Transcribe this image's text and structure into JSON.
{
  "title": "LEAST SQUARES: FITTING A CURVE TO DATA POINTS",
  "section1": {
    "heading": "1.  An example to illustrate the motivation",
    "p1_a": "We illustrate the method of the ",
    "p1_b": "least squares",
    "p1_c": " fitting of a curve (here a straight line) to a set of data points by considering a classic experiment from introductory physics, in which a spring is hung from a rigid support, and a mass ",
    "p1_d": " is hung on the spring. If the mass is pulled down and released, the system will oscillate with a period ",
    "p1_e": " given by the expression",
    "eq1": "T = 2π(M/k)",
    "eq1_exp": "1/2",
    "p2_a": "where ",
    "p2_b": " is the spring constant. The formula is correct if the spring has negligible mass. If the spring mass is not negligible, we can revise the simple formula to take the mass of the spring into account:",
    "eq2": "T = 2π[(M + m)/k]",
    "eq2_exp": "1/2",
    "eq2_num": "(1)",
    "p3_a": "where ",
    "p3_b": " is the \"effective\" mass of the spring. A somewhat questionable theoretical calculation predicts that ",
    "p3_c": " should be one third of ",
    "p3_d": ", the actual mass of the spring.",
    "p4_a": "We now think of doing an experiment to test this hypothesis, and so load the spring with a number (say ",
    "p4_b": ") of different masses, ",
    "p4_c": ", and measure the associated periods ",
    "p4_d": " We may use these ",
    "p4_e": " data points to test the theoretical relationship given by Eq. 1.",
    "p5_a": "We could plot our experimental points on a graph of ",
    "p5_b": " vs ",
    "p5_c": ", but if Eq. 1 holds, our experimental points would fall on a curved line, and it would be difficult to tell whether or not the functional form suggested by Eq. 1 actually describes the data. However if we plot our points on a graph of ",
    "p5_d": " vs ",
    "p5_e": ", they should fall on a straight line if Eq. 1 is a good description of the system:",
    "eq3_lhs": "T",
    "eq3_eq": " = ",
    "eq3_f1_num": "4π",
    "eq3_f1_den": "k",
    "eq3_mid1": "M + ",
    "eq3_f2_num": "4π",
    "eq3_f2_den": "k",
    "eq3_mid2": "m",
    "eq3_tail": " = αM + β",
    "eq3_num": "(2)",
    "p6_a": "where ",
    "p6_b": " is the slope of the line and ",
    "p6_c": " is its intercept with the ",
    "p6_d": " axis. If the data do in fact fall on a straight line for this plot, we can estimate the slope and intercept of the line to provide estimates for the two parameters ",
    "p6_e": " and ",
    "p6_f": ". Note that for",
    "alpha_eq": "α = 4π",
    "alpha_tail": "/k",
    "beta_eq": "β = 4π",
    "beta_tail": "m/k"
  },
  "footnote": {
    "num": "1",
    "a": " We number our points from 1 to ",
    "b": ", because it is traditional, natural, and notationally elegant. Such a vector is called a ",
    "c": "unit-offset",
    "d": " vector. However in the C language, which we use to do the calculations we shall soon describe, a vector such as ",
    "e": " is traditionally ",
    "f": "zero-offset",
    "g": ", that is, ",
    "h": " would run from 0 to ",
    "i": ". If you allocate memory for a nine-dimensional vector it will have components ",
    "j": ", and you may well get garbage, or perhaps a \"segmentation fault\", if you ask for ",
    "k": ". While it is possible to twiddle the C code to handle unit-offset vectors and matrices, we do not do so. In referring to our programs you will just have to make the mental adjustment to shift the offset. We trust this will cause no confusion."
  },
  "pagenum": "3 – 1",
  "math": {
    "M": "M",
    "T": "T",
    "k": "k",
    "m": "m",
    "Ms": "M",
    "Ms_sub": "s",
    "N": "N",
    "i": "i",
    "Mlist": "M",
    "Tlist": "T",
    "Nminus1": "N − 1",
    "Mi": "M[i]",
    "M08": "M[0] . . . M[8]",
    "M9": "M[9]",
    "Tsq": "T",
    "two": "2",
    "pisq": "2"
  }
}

┄┄┄┄┄┄

From the records above, please extract every line and repeat it exactly.

> **Finished exercise**:
Transcribe this image's text and structure into JSON.
{
  "title": "LEAST SQUARES: FITTING A CURVE TO DATA POINTS",
  "section1": {
    "heading": "1.  An example to illustrate the motivation",
    "p1_a": "We illustrate the method of the ",
    "p1_b": "least squares",
    "p1_c": " fitting of a curve (here a straight line) to a set of data points by considering a classic experiment from introductory physics, in which a spring is hung from a rigid support, and a mass ",
    "p1_d": " is hung on the spring. If the mass is pulled down and released, the system will oscillate with a period ",
    "p1_e": " given by the expression",
    "eq1": "T = 2π(M/k)",
    "eq1_exp": "1/2",
    "p2_a": "where ",
    "p2_b": " is the spring constant. The formula is correct if the spring has negligible mass. If the spring mass is not negligible, we can revise the simple formula to take the mass of the spring into account:",
    "eq2": "T = 2π[(M + m)/k]",
    "eq2_exp": "1/2",
    "eq2_num": "(1)",
    "p3_a": "where ",
    "p3_b": " is the \"effective\" mass of the spring. A somewhat questionable theoretical calculation predicts that ",
    "p3_c": " should be one third of ",
    "p3_d": ", the actual mass of the spring.",
    "p4_a": "We now think of doing an experiment to test this hypothesis, and so load the spring with a number (say ",
    "p4_b": ") of different masses, ",
    "p4_c": ", and measure the associated periods ",
    "p4_d": " We may use these ",
    "p4_e": " data points to test the theoretical relationship given by Eq. 1.",
    "p5_a": "We could plot our experimental points on a graph of ",
    "p5_b": " vs ",
    "p5_c": ", but if Eq. 1 holds, our experimental points would fall on a curved line, and it would be difficult to tell whether or not the functional form suggested by Eq. 1 actually describes the data. However if we plot our points on a graph of ",
    "p5_d": " vs ",
    "p5_e": ", they should fall on a straight line if Eq. 1 is a good description of the system:",
    "eq3_lhs": "T",
    "eq3_eq": " = ",
    "eq3_f1_num": "4π",
    "eq3_f1_den": "k",
    "eq3_mid1": "M + ",
    "eq3_f2_num": "4π",
    "eq3_f2_den": "k",
    "eq3_mid2": "m",
    "eq3_tail": " = αM + β",
    "eq3_num": "(2)",
    "p6_a": "where ",
    "p6_b": " is the slope of the line and ",
    "p6_c": " is its intercept with the ",
    "p6_d": " axis. If the data do in fact fall on a straight line for this plot, we can estimate the slope and intercept of the line to provide estimates for the two parameters ",
    "p6_e": " and ",
    "p6_f": ". Note that for",
    "alpha_eq": "α = 4π",
    "alpha_tail": "/k",
    "beta_eq": "β = 4π",
    "beta_tail": "m/k"
  },
  "footnote": {
    "num": "1",
    "a": " We number our points from 1 to ",
    "b": ", because it is traditional, natural, and notationally elegant. Such a vector is called a ",
    "c": "unit-offset",
    "d": " vector. However in the C language, which we use to do the calculations we shall soon describe, a vector such as ",
    "e": " is traditionally ",
    "f": "zero-offset",
    "g": ", that is, ",
    "h": " would run from 0 to ",
    "i": ". If you allocate memory for a nine-dimensional vector it will have components ",
    "j": ", and you may well get garbage, or perhaps a \"segmentation fault\", if you ask for ",
    "k": ". While it is possible to twiddle the C code to handle unit-offset vectors and matrices, we do not do so. In referring to our programs you will just have to make the mental adjustment to shift the offset. We trust this will cause no confusion."
  },
  "pagenum": "3 – 1",
  "math": {
    "M": "M",
    "T": "T",
    "k": "k",
    "m": "m",
    "Ms": "M",
    "Ms_sub": "s",
    "N": "N",
    "i": "i",
    "Mlist": "M",
    "Tlist": "T",
    "Nminus1": "N − 1",
    "Mi": "M[i]",
    "M08": "M[0] . . . M[8]",
    "M9": "M[9]",
    "Tsq": "T",
    "two": "2",
    "pisq": "2"
  }
}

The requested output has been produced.